*Stated task:*
Count the lines below that contain the word "ylabel". Give only the number.

*Available records:*

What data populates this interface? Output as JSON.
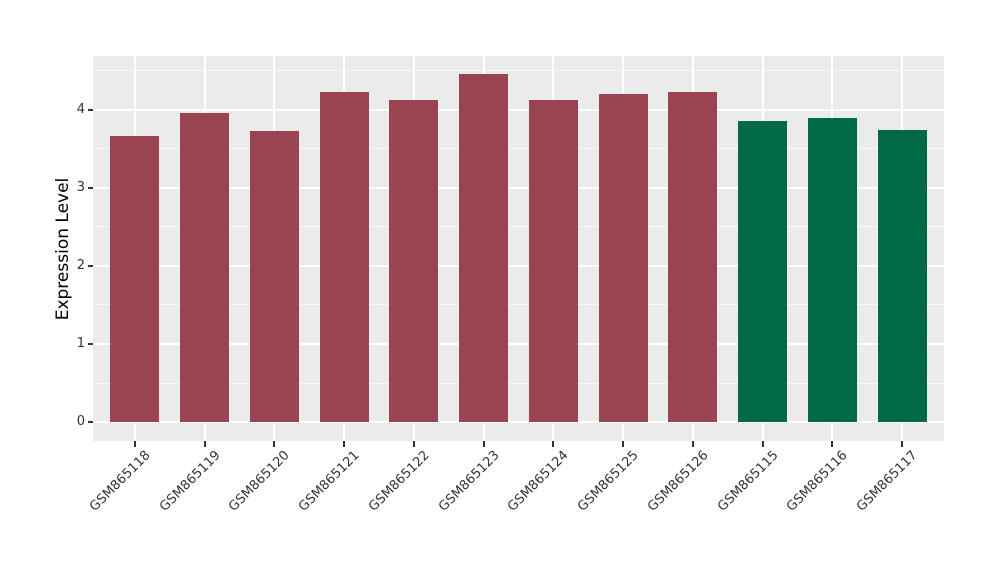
{
  "chart_data": {
    "type": "bar",
    "title": "",
    "xlabel": "",
    "ylabel": "Expression Level",
    "categories": [
      "GSM865118",
      "GSM865119",
      "GSM865120",
      "GSM865121",
      "GSM865122",
      "GSM865123",
      "GSM865124",
      "GSM865125",
      "GSM865126",
      "GSM865115",
      "GSM865116",
      "GSM865117"
    ],
    "values": [
      3.67,
      3.96,
      3.73,
      4.23,
      4.12,
      4.46,
      4.12,
      4.2,
      4.23,
      3.86,
      3.9,
      3.74
    ],
    "bar_colors": [
      "#9A4451",
      "#9A4451",
      "#9A4451",
      "#9A4451",
      "#9A4451",
      "#9A4451",
      "#9A4451",
      "#9A4451",
      "#9A4451",
      "#006948",
      "#006948",
      "#006948"
    ],
    "yticks": [
      0,
      1,
      2,
      3,
      4
    ],
    "yticks_minor": [
      0.5,
      1.5,
      2.5,
      3.5,
      4.5
    ],
    "ylim": [
      -0.243,
      4.69
    ],
    "grid": true,
    "legend": false,
    "legend_position": "none",
    "colors": {
      "panel_background": "#EBEBEB",
      "grid_major": "#FFFFFF",
      "grid_minor": "#FFFFFF",
      "tick_mark": "#333333",
      "tick_label": "#333333",
      "axis_title": "#000000",
      "figure_background": "#FFFFFF"
    }
  }
}
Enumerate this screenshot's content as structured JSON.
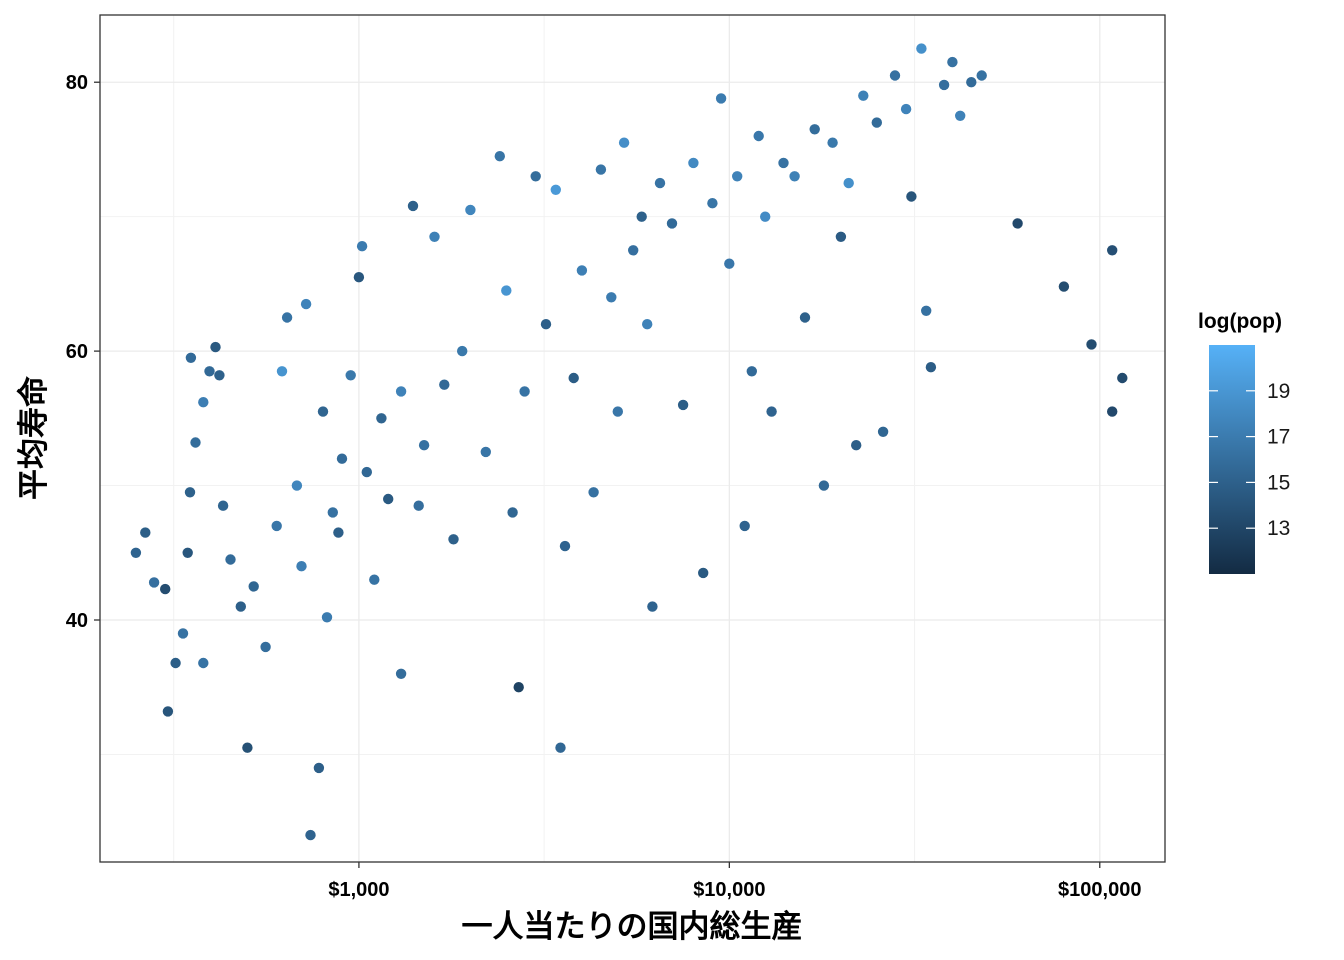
{
  "chart_data": {
    "type": "scatter",
    "xlabel": "一人当たりの国内総生産",
    "ylabel": "平均寿命",
    "x_scale": "log10",
    "xlim": [
      200,
      150000
    ],
    "ylim": [
      22,
      85
    ],
    "x_ticks": [
      {
        "value": 1000,
        "label": "$1,000"
      },
      {
        "value": 10000,
        "label": "$10,000"
      },
      {
        "value": 100000,
        "label": "$100,000"
      }
    ],
    "y_ticks": [
      {
        "value": 40,
        "label": "40"
      },
      {
        "value": 60,
        "label": "60"
      },
      {
        "value": 80,
        "label": "80"
      }
    ],
    "grid": true,
    "legend": {
      "title": "log(pop)",
      "placement": "right",
      "range": [
        11,
        21
      ],
      "ticks": [
        {
          "value": 13,
          "label": "13"
        },
        {
          "value": 15,
          "label": "15"
        },
        {
          "value": 17,
          "label": "17"
        },
        {
          "value": 19,
          "label": "19"
        }
      ],
      "color_low": "#132b43",
      "color_high": "#56b1f7"
    },
    "series": [
      {
        "points": [
          [
            250,
            45.0,
            15.2
          ],
          [
            265,
            46.5,
            14.8
          ],
          [
            280,
            42.8,
            16.1
          ],
          [
            300,
            42.3,
            13.5
          ],
          [
            305,
            33.2,
            14.1
          ],
          [
            320,
            36.8,
            14.8
          ],
          [
            335,
            39.0,
            16.3
          ],
          [
            345,
            45.0,
            14.2
          ],
          [
            350,
            49.5,
            15.0
          ],
          [
            352,
            59.5,
            15.7
          ],
          [
            362,
            53.2,
            15.9
          ],
          [
            380,
            56.2,
            17.2
          ],
          [
            380,
            36.8,
            16.4
          ],
          [
            395,
            58.5,
            15.6
          ],
          [
            410,
            60.3,
            14.4
          ],
          [
            420,
            58.2,
            15.0
          ],
          [
            430,
            48.5,
            15.3
          ],
          [
            450,
            44.5,
            15.8
          ],
          [
            480,
            41.0,
            14.9
          ],
          [
            500,
            30.5,
            13.8
          ],
          [
            520,
            42.5,
            15.4
          ],
          [
            560,
            38.0,
            16.0
          ],
          [
            600,
            47.0,
            16.6
          ],
          [
            620,
            58.5,
            18.8
          ],
          [
            640,
            62.5,
            16.4
          ],
          [
            680,
            50.0,
            17.8
          ],
          [
            700,
            44.0,
            17.2
          ],
          [
            720,
            63.5,
            17.6
          ],
          [
            740,
            24.0,
            15.2
          ],
          [
            780,
            29.0,
            14.9
          ],
          [
            800,
            55.5,
            15.3
          ],
          [
            820,
            40.2,
            17.0
          ],
          [
            850,
            48.0,
            16.2
          ],
          [
            880,
            46.5,
            14.9
          ],
          [
            900,
            52.0,
            15.8
          ],
          [
            950,
            58.2,
            16.8
          ],
          [
            1000,
            65.5,
            14.3
          ],
          [
            1020,
            67.8,
            17.0
          ],
          [
            1050,
            51.0,
            15.5
          ],
          [
            1100,
            43.0,
            16.4
          ],
          [
            1150,
            55.0,
            15.3
          ],
          [
            1200,
            49.0,
            14.5
          ],
          [
            1300,
            57.0,
            17.5
          ],
          [
            1300,
            36.0,
            15.9
          ],
          [
            1400,
            70.8,
            15.0
          ],
          [
            1450,
            48.5,
            16.0
          ],
          [
            1500,
            53.0,
            16.2
          ],
          [
            1600,
            68.5,
            17.4
          ],
          [
            1700,
            57.5,
            15.6
          ],
          [
            1800,
            46.0,
            15.0
          ],
          [
            1900,
            60.0,
            16.8
          ],
          [
            2000,
            70.5,
            17.8
          ],
          [
            2200,
            52.5,
            16.5
          ],
          [
            2400,
            74.5,
            16.5
          ],
          [
            2500,
            64.5,
            18.9
          ],
          [
            2600,
            48.0,
            15.4
          ],
          [
            2700,
            35.0,
            12.8
          ],
          [
            2800,
            57.0,
            16.4
          ],
          [
            3000,
            73.0,
            15.9
          ],
          [
            3200,
            62.0,
            14.9
          ],
          [
            3400,
            72.0,
            19.2
          ],
          [
            3500,
            30.5,
            15.5
          ],
          [
            3600,
            45.5,
            15.2
          ],
          [
            3800,
            58.0,
            14.7
          ],
          [
            4000,
            66.0,
            17.3
          ],
          [
            4300,
            49.5,
            16.2
          ],
          [
            4500,
            73.5,
            16.5
          ],
          [
            4800,
            64.0,
            17.0
          ],
          [
            5000,
            55.5,
            16.6
          ],
          [
            5200,
            75.5,
            18.4
          ],
          [
            5500,
            67.5,
            16.1
          ],
          [
            5800,
            70.0,
            15.0
          ],
          [
            6000,
            62.0,
            17.5
          ],
          [
            6200,
            41.0,
            15.2
          ],
          [
            6500,
            72.5,
            16.4
          ],
          [
            7000,
            69.5,
            15.7
          ],
          [
            7500,
            56.0,
            14.8
          ],
          [
            8000,
            74.0,
            18.0
          ],
          [
            8500,
            43.5,
            14.5
          ],
          [
            9000,
            71.0,
            16.5
          ],
          [
            9500,
            78.8,
            17.0
          ],
          [
            10000,
            66.5,
            16.7
          ],
          [
            10500,
            73.0,
            17.5
          ],
          [
            11000,
            47.0,
            15.2
          ],
          [
            11500,
            58.5,
            15.7
          ],
          [
            12000,
            76.0,
            16.7
          ],
          [
            12500,
            70.0,
            18.2
          ],
          [
            13000,
            55.5,
            15.2
          ],
          [
            14000,
            74.0,
            16.3
          ],
          [
            15000,
            73.0,
            17.4
          ],
          [
            16000,
            62.5,
            15.0
          ],
          [
            17000,
            76.5,
            15.9
          ],
          [
            18000,
            50.0,
            15.6
          ],
          [
            19000,
            75.5,
            16.8
          ],
          [
            20000,
            68.5,
            14.6
          ],
          [
            21000,
            72.5,
            18.5
          ],
          [
            22000,
            53.0,
            14.9
          ],
          [
            23000,
            79.0,
            17.4
          ],
          [
            25000,
            77.0,
            15.8
          ],
          [
            26000,
            54.0,
            15.4
          ],
          [
            28000,
            80.5,
            16.2
          ],
          [
            30000,
            78.0,
            17.6
          ],
          [
            31000,
            71.5,
            14.1
          ],
          [
            33000,
            82.5,
            18.5
          ],
          [
            34000,
            63.0,
            16.2
          ],
          [
            35000,
            58.8,
            14.7
          ],
          [
            38000,
            79.8,
            16.0
          ],
          [
            40000,
            81.5,
            16.3
          ],
          [
            42000,
            77.5,
            17.5
          ],
          [
            45000,
            80.0,
            15.8
          ],
          [
            48000,
            80.5,
            16.3
          ],
          [
            60000,
            69.5,
            13.2
          ],
          [
            80000,
            64.8,
            13.5
          ],
          [
            95000,
            60.5,
            13.5
          ],
          [
            108000,
            67.5,
            13.7
          ],
          [
            108000,
            55.5,
            13.2
          ],
          [
            115000,
            58.0,
            13.4
          ]
        ]
      }
    ]
  }
}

*Output of the exercise:*
2